#### Dataset

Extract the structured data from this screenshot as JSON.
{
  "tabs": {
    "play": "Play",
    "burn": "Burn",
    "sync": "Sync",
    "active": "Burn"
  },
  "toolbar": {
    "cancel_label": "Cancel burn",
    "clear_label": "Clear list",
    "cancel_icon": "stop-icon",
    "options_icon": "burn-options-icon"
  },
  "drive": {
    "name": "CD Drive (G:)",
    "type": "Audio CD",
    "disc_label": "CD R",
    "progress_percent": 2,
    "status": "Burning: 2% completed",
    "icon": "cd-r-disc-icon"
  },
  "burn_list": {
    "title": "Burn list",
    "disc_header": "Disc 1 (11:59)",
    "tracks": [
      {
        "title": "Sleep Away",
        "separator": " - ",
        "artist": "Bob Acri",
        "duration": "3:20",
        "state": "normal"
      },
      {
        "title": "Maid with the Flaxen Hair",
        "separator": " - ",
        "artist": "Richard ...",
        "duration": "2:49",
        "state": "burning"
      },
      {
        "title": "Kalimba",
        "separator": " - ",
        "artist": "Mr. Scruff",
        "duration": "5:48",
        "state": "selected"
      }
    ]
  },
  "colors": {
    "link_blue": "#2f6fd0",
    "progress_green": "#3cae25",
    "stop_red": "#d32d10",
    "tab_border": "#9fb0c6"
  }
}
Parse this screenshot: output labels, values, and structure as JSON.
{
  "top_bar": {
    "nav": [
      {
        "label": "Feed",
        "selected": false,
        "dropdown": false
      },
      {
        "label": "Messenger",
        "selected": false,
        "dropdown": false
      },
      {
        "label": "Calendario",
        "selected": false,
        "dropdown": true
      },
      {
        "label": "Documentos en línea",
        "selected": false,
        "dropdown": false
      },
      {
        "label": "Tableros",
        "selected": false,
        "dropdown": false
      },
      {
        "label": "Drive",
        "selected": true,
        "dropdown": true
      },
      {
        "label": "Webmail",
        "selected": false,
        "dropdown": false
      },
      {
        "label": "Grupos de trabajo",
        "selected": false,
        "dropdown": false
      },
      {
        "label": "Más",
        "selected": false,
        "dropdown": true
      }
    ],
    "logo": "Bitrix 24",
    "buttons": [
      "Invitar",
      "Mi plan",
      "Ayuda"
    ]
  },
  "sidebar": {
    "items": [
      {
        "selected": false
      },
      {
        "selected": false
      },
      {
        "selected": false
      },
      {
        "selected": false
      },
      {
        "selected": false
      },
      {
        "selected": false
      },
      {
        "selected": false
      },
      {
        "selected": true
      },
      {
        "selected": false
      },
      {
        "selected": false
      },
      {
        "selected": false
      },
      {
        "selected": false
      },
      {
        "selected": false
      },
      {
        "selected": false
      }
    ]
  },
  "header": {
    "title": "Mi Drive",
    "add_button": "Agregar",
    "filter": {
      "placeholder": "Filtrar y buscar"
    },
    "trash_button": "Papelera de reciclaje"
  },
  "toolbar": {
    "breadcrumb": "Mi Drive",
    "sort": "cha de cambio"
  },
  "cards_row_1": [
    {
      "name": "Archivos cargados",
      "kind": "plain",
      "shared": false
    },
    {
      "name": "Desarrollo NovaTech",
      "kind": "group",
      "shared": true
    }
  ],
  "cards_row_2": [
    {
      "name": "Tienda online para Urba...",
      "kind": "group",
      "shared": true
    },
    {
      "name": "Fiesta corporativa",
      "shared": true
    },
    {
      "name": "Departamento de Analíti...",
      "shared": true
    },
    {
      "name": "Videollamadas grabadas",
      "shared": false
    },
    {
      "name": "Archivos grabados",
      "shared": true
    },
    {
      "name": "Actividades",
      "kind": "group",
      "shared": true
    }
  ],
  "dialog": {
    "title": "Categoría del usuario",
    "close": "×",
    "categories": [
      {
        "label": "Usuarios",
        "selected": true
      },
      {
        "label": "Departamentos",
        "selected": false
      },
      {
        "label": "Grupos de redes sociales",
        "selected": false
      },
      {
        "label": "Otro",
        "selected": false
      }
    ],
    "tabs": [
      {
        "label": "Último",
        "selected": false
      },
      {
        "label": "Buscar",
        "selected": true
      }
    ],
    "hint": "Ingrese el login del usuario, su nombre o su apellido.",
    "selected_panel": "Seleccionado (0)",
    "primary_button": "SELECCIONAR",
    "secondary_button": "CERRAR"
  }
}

########

● **Set exercise**
Give only the number of lines in the material above that include the word "Archivos".

● **Reply**
2